WORK TASK: Search the data for the word "ZnSO" and copy each line that has it.

DATA:
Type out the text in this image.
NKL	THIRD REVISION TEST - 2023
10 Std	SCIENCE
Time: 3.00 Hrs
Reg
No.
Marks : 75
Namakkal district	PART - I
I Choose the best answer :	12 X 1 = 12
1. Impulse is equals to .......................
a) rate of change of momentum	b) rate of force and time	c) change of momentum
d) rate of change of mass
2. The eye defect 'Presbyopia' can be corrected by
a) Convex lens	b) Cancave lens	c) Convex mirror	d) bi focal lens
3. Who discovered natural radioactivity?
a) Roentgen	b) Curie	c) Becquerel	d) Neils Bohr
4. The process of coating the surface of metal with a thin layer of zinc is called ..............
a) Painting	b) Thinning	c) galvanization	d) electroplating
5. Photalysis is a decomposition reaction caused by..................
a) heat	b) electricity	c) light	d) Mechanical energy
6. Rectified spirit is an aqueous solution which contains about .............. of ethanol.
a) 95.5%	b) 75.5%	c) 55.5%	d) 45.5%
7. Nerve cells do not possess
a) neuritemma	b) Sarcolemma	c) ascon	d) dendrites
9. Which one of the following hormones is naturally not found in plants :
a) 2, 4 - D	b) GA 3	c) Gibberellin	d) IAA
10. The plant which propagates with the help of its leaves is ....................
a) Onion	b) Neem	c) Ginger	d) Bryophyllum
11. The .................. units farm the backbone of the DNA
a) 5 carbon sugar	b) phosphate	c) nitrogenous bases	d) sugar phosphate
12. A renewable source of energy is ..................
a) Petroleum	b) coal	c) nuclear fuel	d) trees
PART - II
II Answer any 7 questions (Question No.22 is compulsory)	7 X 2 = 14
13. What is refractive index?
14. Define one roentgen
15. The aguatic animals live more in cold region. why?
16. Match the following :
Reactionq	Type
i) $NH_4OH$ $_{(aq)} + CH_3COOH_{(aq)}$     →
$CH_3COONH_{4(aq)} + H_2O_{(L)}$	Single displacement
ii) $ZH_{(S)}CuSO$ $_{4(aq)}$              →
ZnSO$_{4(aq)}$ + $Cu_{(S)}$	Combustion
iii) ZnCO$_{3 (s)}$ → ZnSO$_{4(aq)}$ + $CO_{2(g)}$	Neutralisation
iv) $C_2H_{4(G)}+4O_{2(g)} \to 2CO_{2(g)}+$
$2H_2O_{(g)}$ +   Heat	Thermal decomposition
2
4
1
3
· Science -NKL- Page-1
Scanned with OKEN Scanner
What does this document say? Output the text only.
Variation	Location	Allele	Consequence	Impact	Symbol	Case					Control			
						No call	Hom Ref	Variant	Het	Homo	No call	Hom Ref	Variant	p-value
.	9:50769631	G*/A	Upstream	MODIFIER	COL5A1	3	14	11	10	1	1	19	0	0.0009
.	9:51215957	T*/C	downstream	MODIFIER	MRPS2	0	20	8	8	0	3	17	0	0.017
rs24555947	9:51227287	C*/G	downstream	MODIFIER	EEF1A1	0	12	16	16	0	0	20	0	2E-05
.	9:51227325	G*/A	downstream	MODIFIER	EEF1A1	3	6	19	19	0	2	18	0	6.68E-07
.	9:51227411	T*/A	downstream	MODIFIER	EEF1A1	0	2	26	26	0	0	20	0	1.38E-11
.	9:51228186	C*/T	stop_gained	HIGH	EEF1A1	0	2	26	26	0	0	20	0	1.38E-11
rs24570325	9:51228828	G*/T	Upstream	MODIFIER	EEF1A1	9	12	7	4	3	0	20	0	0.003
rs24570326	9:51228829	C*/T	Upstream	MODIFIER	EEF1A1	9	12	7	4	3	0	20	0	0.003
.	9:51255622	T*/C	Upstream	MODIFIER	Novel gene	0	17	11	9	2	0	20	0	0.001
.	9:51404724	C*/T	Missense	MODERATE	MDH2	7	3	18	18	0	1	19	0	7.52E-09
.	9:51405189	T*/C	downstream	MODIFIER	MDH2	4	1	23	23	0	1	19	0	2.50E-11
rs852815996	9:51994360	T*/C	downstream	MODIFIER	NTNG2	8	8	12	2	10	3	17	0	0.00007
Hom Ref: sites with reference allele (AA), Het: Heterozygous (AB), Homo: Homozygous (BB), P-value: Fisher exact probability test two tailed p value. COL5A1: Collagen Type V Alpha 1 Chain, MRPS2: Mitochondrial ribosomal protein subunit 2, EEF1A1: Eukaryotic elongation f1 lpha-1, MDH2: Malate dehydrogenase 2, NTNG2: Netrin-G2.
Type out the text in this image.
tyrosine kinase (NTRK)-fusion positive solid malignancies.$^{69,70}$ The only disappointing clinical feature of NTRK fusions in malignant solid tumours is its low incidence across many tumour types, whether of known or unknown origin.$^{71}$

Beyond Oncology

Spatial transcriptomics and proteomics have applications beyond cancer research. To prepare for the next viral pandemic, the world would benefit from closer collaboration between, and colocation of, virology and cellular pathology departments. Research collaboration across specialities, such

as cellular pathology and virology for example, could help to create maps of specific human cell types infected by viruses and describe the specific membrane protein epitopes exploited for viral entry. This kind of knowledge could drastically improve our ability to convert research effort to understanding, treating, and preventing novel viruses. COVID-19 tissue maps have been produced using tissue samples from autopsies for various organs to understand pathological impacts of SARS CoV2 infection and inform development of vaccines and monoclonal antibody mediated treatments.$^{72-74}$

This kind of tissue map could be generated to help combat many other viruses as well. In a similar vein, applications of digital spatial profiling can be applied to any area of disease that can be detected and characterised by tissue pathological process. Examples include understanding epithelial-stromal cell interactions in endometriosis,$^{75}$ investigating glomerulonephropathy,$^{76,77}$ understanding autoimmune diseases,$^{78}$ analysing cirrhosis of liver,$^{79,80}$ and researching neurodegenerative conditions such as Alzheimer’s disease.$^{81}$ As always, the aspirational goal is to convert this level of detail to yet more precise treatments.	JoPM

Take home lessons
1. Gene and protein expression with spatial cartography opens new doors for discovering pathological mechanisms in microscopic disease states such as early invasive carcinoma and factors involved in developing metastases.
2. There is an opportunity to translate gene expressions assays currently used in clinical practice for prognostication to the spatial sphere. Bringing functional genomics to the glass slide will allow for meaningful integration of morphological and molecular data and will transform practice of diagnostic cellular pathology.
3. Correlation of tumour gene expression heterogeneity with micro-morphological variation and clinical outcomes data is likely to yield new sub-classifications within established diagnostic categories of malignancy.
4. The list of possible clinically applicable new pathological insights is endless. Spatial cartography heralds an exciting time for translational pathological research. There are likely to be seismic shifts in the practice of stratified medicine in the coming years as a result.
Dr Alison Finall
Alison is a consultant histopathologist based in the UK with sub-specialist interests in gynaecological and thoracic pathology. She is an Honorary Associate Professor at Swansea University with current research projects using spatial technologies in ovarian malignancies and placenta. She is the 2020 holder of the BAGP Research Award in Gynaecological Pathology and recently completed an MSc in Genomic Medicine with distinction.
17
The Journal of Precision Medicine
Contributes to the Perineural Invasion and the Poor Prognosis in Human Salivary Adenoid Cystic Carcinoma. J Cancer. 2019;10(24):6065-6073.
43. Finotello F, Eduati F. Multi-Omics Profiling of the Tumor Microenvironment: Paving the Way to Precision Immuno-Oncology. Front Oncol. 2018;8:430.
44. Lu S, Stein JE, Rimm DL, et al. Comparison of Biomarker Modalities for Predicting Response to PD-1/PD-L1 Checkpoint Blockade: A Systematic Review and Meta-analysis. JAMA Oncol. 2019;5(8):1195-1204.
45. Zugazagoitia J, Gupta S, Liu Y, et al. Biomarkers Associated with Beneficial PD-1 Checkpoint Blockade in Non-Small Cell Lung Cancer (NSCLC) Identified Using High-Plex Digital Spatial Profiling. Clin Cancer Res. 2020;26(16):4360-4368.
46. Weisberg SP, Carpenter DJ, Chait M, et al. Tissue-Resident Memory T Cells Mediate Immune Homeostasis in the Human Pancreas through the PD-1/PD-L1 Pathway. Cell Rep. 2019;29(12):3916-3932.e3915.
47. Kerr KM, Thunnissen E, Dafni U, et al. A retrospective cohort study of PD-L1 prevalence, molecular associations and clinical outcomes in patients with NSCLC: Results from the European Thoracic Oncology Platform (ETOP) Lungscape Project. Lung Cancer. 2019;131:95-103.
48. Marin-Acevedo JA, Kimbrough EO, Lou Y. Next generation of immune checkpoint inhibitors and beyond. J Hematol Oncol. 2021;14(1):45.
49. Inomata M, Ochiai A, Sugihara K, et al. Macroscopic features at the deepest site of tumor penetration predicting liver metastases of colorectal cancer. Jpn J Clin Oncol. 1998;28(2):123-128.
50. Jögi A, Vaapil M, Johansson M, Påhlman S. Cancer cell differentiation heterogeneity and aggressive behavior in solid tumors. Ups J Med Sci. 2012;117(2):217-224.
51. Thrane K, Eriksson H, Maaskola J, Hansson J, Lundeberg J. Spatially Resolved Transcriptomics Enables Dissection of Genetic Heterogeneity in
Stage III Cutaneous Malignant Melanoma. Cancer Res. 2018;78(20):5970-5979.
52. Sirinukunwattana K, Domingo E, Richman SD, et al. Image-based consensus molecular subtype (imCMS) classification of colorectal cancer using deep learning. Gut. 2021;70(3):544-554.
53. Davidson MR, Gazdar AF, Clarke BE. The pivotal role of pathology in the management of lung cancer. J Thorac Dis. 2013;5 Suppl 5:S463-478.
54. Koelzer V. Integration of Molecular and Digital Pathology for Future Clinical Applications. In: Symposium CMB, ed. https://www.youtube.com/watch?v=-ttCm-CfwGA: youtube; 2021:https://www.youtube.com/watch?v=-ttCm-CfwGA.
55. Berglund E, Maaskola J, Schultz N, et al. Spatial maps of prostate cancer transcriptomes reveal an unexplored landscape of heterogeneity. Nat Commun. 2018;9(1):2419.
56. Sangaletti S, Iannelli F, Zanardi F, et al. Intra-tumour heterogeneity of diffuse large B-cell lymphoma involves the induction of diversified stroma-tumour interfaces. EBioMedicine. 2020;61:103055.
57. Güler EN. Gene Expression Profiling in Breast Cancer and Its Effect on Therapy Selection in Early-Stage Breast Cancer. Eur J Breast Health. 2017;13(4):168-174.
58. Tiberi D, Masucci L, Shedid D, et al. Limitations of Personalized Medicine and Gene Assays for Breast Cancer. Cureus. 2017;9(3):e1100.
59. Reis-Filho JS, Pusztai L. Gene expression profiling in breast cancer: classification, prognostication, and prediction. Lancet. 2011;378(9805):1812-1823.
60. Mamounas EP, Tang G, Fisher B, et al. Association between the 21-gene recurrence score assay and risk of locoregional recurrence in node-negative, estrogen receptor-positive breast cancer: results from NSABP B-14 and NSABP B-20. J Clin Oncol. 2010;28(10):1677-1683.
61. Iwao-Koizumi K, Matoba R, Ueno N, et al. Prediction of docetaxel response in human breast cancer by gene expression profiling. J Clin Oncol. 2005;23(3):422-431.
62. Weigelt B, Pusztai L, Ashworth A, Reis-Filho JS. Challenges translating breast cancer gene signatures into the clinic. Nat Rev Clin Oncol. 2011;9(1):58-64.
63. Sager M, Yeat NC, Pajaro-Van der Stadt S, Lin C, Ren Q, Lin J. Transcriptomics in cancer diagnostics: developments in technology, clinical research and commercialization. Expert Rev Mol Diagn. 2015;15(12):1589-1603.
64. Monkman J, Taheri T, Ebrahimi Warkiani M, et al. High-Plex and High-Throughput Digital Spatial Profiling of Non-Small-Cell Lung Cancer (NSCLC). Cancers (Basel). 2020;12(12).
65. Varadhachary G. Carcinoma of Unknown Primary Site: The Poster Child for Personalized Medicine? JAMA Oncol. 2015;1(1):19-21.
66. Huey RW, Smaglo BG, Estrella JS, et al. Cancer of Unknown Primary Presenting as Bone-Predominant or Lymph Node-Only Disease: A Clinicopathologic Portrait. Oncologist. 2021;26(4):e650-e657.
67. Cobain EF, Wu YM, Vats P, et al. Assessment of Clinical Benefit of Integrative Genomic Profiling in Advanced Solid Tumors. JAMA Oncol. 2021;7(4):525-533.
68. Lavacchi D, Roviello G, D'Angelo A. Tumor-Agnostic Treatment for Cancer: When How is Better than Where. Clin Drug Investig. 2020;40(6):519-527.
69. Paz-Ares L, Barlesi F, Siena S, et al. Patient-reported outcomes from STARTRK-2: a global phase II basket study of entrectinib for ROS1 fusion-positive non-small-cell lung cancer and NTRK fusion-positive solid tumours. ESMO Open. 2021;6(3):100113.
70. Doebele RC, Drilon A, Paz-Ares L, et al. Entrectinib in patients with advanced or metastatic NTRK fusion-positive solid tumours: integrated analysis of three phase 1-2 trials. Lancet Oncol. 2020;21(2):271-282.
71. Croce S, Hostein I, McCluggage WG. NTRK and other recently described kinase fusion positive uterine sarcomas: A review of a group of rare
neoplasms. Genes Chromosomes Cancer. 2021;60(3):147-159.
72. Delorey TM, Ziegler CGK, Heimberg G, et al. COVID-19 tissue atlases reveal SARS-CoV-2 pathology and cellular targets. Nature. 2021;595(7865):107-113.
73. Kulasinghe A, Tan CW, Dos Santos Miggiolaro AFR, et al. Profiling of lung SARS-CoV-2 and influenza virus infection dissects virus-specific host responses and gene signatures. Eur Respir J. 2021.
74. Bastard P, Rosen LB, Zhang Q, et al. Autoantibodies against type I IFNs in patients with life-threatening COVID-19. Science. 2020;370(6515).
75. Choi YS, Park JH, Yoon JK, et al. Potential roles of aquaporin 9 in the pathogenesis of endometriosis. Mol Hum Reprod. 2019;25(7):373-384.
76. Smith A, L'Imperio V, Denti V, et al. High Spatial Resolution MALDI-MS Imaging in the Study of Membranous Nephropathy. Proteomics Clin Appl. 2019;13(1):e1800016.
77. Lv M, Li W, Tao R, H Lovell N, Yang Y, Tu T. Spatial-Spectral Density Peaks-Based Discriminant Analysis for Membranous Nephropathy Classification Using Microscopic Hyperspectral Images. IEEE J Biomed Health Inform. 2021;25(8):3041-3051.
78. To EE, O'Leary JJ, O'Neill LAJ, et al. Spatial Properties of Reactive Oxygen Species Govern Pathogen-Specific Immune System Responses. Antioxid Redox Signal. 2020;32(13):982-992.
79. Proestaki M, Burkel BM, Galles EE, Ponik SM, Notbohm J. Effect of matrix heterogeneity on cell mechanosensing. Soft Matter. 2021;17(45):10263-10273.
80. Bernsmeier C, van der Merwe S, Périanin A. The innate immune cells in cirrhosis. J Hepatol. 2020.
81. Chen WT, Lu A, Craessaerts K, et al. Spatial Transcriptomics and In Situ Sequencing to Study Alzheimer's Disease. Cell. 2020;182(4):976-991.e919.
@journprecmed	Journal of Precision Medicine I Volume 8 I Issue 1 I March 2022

WORKED SOLUTION:
ZnSO$_{4(aq)}$ + $Cu_{(S)}$	Combustion
iii) ZnCO$_{3 (s)}$ → ZnSO$_{4(aq)}$ + $CO_{2(g)}$	Neutralisation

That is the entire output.